Collection entries
○ ○ ○ ○ ○
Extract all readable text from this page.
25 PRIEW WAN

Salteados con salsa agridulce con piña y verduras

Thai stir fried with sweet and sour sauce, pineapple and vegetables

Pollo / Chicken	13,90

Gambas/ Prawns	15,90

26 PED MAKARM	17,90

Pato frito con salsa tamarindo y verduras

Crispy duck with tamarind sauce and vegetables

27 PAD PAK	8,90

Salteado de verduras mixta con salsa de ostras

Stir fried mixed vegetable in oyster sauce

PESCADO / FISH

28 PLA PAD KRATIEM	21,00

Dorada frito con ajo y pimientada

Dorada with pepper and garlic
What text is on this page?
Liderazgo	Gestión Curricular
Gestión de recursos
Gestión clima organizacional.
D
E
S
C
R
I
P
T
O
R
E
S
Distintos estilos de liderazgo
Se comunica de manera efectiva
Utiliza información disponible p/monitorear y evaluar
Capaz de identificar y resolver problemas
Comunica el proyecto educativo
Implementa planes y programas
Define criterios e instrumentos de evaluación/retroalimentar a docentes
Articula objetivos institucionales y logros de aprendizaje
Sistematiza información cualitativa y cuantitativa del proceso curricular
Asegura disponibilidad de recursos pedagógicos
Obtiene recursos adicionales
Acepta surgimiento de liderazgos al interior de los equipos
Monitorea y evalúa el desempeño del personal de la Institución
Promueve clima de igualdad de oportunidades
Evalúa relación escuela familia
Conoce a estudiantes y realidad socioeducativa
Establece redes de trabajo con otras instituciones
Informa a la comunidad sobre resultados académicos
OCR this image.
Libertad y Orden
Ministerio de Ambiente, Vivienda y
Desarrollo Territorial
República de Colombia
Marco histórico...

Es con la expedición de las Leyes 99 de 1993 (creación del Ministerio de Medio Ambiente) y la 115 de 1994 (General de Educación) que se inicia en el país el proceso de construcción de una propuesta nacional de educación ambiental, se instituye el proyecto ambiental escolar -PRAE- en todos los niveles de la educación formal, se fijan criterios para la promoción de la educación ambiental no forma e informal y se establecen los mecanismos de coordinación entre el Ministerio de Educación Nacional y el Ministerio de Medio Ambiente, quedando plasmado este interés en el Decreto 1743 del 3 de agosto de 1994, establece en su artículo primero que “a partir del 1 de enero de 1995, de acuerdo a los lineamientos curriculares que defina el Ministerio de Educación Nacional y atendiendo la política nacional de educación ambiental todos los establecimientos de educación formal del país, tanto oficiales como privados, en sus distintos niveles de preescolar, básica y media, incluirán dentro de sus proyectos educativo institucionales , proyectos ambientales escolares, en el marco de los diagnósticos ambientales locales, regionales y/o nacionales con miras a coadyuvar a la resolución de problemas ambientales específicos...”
○ ○ ○ ○ ○
● **Exercise requirements**: Each line from the one containing "OCR this image." through the end of the entries, both included, is to be returned exactly, with no other lines.

● **Response to the exercise**:
OCR this image.
Libertad y Orden
Ministerio de Ambiente, Vivienda y
Desarrollo Territorial
República de Colombia
Marco histórico...

Es con la expedición de las Leyes 99 de 1993 (creación del Ministerio de Medio Ambiente) y la 115 de 1994 (General de Educación) que se inicia en el país el proceso de construcción de una propuesta nacional de educación ambiental, se instituye el proyecto ambiental escolar -PRAE- en todos los niveles de la educación formal, se fijan criterios para la promoción de la educación ambiental no forma e informal y se establecen los mecanismos de coordinación entre el Ministerio de Educación Nacional y el Ministerio de Medio Ambiente, quedando plasmado este interés en el Decreto 1743 del 3 de agosto de 1994, establece en su artículo primero que “a partir del 1 de enero de 1995, de acuerdo a los lineamientos curriculares que defina el Ministerio de Educación Nacional y atendiendo la política nacional de educación ambiental todos los establecimientos de educación formal del país, tanto oficiales como privados, en sus distintos niveles de preescolar, básica y media, incluirán dentro de sus proyectos educativo institucionales , proyectos ambientales escolares, en el marco de los diagnósticos ambientales locales, regionales y/o nacionales con miras a coadyuvar a la resolución de problemas ambientales específicos...”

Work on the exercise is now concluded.